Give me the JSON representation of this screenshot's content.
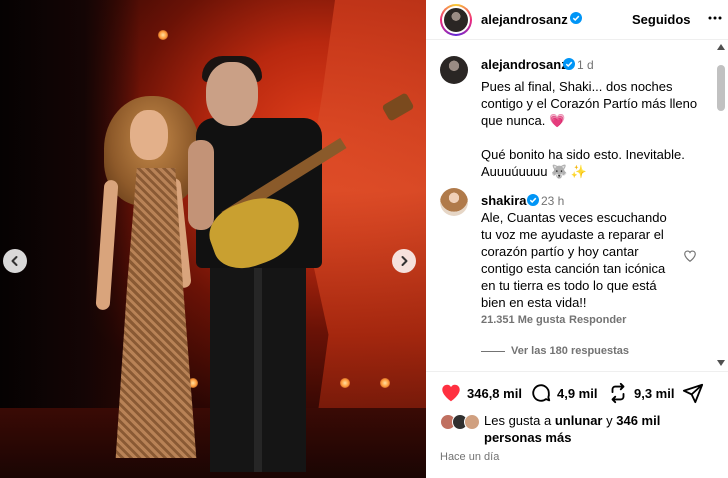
{
  "post": {
    "author": "alejandrosanz",
    "follow_status": "Seguidos",
    "caption": {
      "username": "alejandrosanz",
      "time": "1 d",
      "text": "Pues al final, Shaki... dos noches contigo y el Corazón Partío más lleno que nunca. 💗\n\nQué bonito ha sido esto. Inevitable. Auuuúuuuu 🐺 ✨"
    },
    "comments": [
      {
        "username": "shakira",
        "time": "23 h",
        "text": "Ale, Cuantas veces escuchando tu voz me ayudaste a reparar el corazón partío y hoy cantar contigo esta canción tan icónica en tu tierra es todo lo que está bien en esta vida!!",
        "likes": "21.351 Me gusta",
        "reply_label": "Responder",
        "view_replies": "Ver las 180 respuestas"
      }
    ],
    "actions": {
      "likes_count": "346,8 mil",
      "comments_count": "4,9 mil",
      "shares_count": "9,3 mil"
    },
    "liked_by": {
      "prefix": "Les gusta a ",
      "user": "unlunar",
      "connector": " y ",
      "others": "346 mil personas más"
    },
    "posted": "Hace un día"
  },
  "colors": {
    "like_red": "#ff3040",
    "verified_blue": "#0095f6",
    "secondary_text": "#737373"
  },
  "icons": [
    "more-icon",
    "verified-icon",
    "heart-icon",
    "comment-icon",
    "share-icon",
    "send-icon",
    "chevron-left-icon",
    "chevron-right-icon"
  ]
}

**Written task**
Exactly how many lines in the data above contain the word "gusta"? Respond with the number and nothing more.

**Solution below**
2